● GOAL
Retype all material exactly. Pictures stay out of the copy.

● DATA FOR THE TASK
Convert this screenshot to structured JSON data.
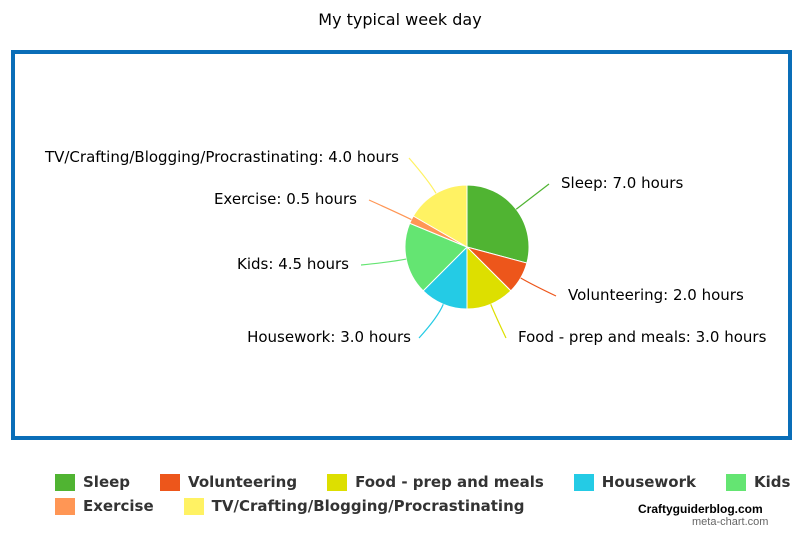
{
  "chart_data": {
    "type": "pie",
    "title": "My typical week day",
    "unit_suffix": "hours",
    "slices": [
      {
        "name": "Sleep",
        "value": 7.0,
        "color": "#50b432",
        "label": "Sleep: 7.0 hours"
      },
      {
        "name": "Volunteering",
        "value": 2.0,
        "color": "#ed561b",
        "label": "Volunteering: 2.0 hours"
      },
      {
        "name": "Food - prep and meals",
        "value": 3.0,
        "color": "#dddf00",
        "label": "Food - prep and meals: 3.0 hours"
      },
      {
        "name": "Housework",
        "value": 3.0,
        "color": "#24cbe5",
        "label": "Housework: 3.0 hours"
      },
      {
        "name": "Kids",
        "value": 4.5,
        "color": "#64e572",
        "label": "Kids: 4.5 hours"
      },
      {
        "name": "Exercise",
        "value": 0.5,
        "color": "#ff9655",
        "label": "Exercise: 0.5 hours"
      },
      {
        "name": "TV/Crafting/Blogging/Procrastinating",
        "value": 4.0,
        "color": "#fff263",
        "label": "TV/Crafting/Blogging/Procrastinating: 4.0 hours"
      }
    ],
    "legend_position": "bottom",
    "frame_color": "#0a6eb8"
  },
  "credits": {
    "site": "Craftyguiderblog.com",
    "generator": "meta-chart.com"
  }
}
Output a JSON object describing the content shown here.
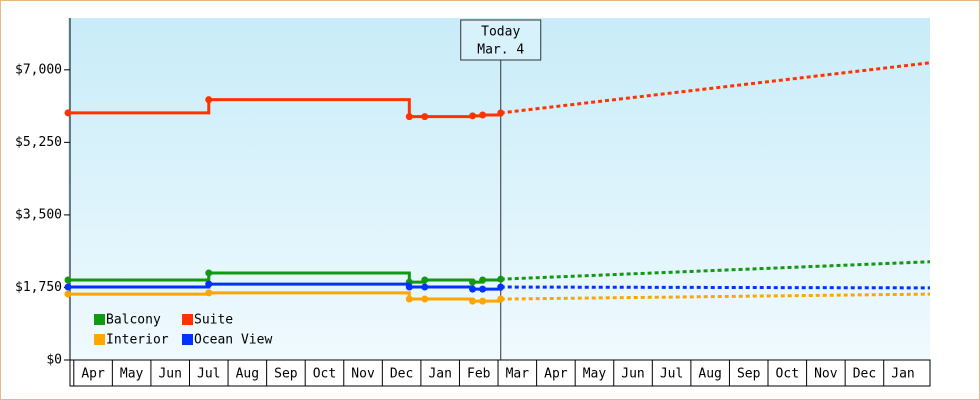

● EXPECTED ANSWER
Convert this screenshot to structured JSON data.
{
  "chart_data": {
    "type": "pie",
    "title": "My typical week day",
    "unit_suffix": "hours",
    "slices": [
      {
        "name": "Sleep",
        "value": 7.0,
        "color": "#50b432",
        "label": "Sleep: 7.0 hours"
      },
      {
        "name": "Volunteering",
        "value": 2.0,
        "color": "#ed561b",
        "label": "Volunteering: 2.0 hours"
      },
      {
        "name": "Food - prep and meals",
        "value": 3.0,
        "color": "#dddf00",
        "label": "Food - prep and meals: 3.0 hours"
      },
      {
        "name": "Housework",
        "value": 3.0,
        "color": "#24cbe5",
        "label": "Housework: 3.0 hours"
      },
      {
        "name": "Kids",
        "value": 4.5,
        "color": "#64e572",
        "label": "Kids: 4.5 hours"
      },
      {
        "name": "Exercise",
        "value": 0.5,
        "color": "#ff9655",
        "label": "Exercise: 0.5 hours"
      },
      {
        "name": "TV/Crafting/Blogging/Procrastinating",
        "value": 4.0,
        "color": "#fff263",
        "label": "TV/Crafting/Blogging/Procrastinating: 4.0 hours"
      }
    ],
    "legend_position": "bottom",
    "frame_color": "#0a6eb8"
  },
  "credits": {
    "site": "Craftyguiderblog.com",
    "generator": "meta-chart.com"
  }
}
Output a JSON object describing the content shown here.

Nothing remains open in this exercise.